» **AIM OF THE TASK**
Write out every entry exactly as given, but omit the pictures.

*** STORED RECORDS

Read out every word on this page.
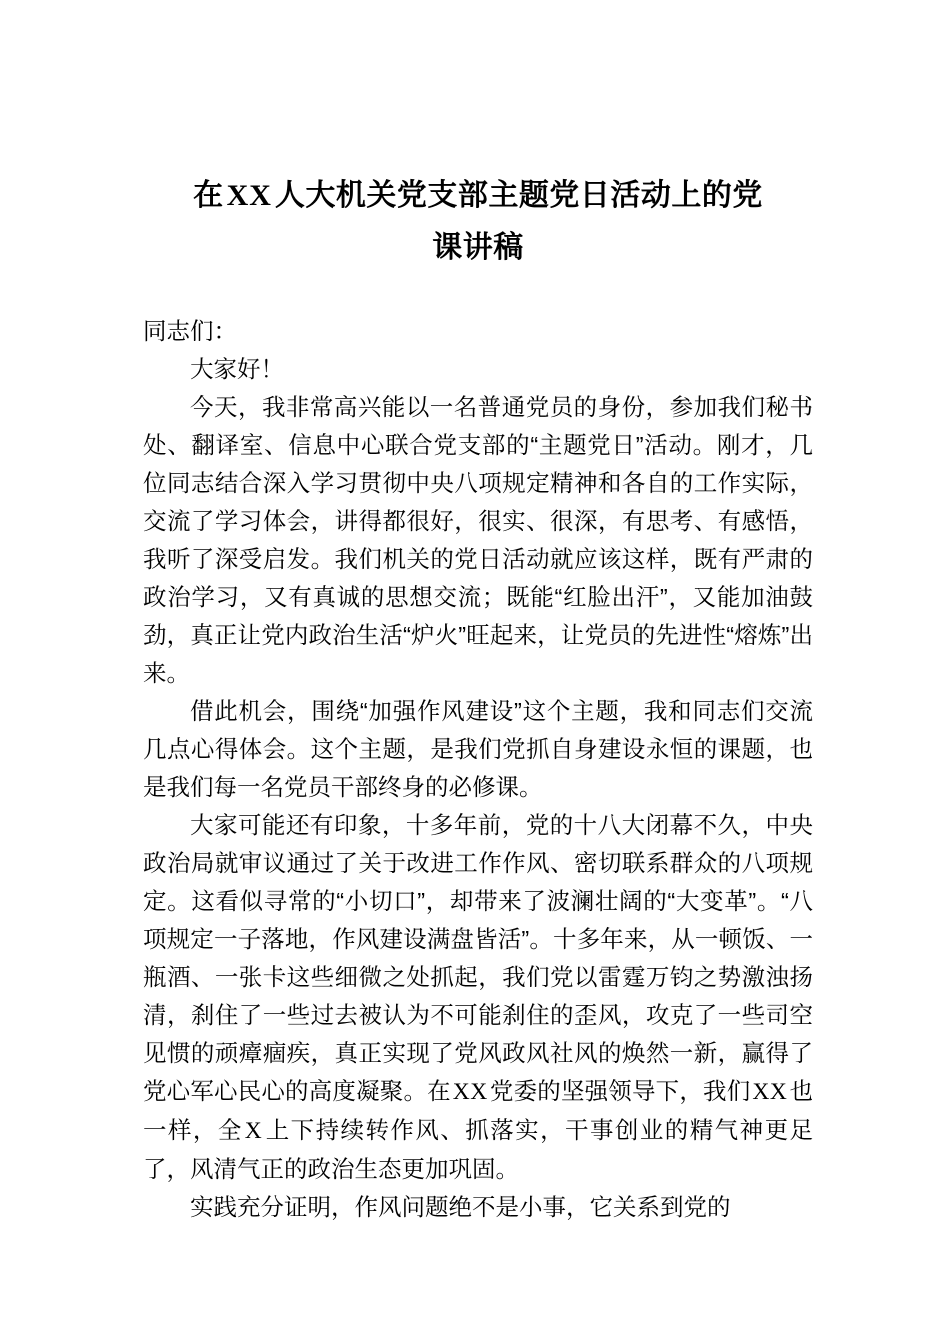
在 XX 人大机关党支部主题党日活动上的党
课讲稿

同志们：

大家好！

今天，我非常高兴能以一名普通党员的身份，参加我们秘书处、翻译室、信息中心联合党支部的“主题党日”活动。刚才，几位同志结合深入学习贯彻中央八项规定精神和各自的工作实际，交流了学习体会，讲得都很好，很实、很深，有思考、有感悟，我听了深受启发。我们机关的党日活动就应该这样，既有严肃的政治学习，又有真诚的思想交流；既能“红脸出汗”，又能加油鼓劲，真正让党内政治生活“炉火”旺起来，让党员的先进性“熔炼”出来。

借此机会，围绕“加强作风建设”这个主题，我和同志们交流几点心得体会。这个主题，是我们党抓自身建设永恒的课题，也是我们每一名党员干部终身的必修课。

大家可能还有印象，十多年前，党的十八大闭幕不久，中央政治局就审议通过了关于改进工作作风、密切联系群众的八项规定。这看似寻常的“小切口”，却带来了波澜壮阔的“大变革”。“八项规定一子落地，作风建设满盘皆活”。十多年来，从一顿饭、一瓶酒、一张卡这些细微之处抓起，我们党以雷霆万钧之势激浊扬清，刹住了一些过去被认为不可能刹住的歪风，攻克了一些司空见惯的顽瘴痼疾，真正实现了党风政风社风的焕然一新，赢得了党心军心民心的高度凝聚。在XX党委的坚强领导下，我们XX也一样，全X上下持续转作风、抓落实，干事创业的精气神更足了，风清气正的政治生态更加巩固。

实践充分证明，作风问题绝不是小事，它关系到党的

******

» **TASK ANSWER**
Read out every word on this page.
在 XX 人大机关党支部主题党日活动上的党
课讲稿

同志们：

大家好！

今天，我非常高兴能以一名普通党员的身份，参加我们秘书处、翻译室、信息中心联合党支部的“主题党日”活动。刚才，几位同志结合深入学习贯彻中央八项规定精神和各自的工作实际，交流了学习体会，讲得都很好，很实、很深，有思考、有感悟，我听了深受启发。我们机关的党日活动就应该这样，既有严肃的政治学习，又有真诚的思想交流；既能“红脸出汗”，又能加油鼓劲，真正让党内政治生活“炉火”旺起来，让党员的先进性“熔炼”出来。

借此机会，围绕“加强作风建设”这个主题，我和同志们交流几点心得体会。这个主题，是我们党抓自身建设永恒的课题，也是我们每一名党员干部终身的必修课。

大家可能还有印象，十多年前，党的十八大闭幕不久，中央政治局就审议通过了关于改进工作作风、密切联系群众的八项规定。这看似寻常的“小切口”，却带来了波澜壮阔的“大变革”。“八项规定一子落地，作风建设满盘皆活”。十多年来，从一顿饭、一瓶酒、一张卡这些细微之处抓起，我们党以雷霆万钧之势激浊扬清，刹住了一些过去被认为不可能刹住的歪风，攻克了一些司空见惯的顽瘴痼疾，真正实现了党风政风社风的焕然一新，赢得了党心军心民心的高度凝聚。在XX党委的坚强领导下，我们XX也一样，全X上下持续转作风、抓落实，干事创业的精气神更足了，风清气正的政治生态更加巩固。

实践充分证明，作风问题绝不是小事，它关系到党的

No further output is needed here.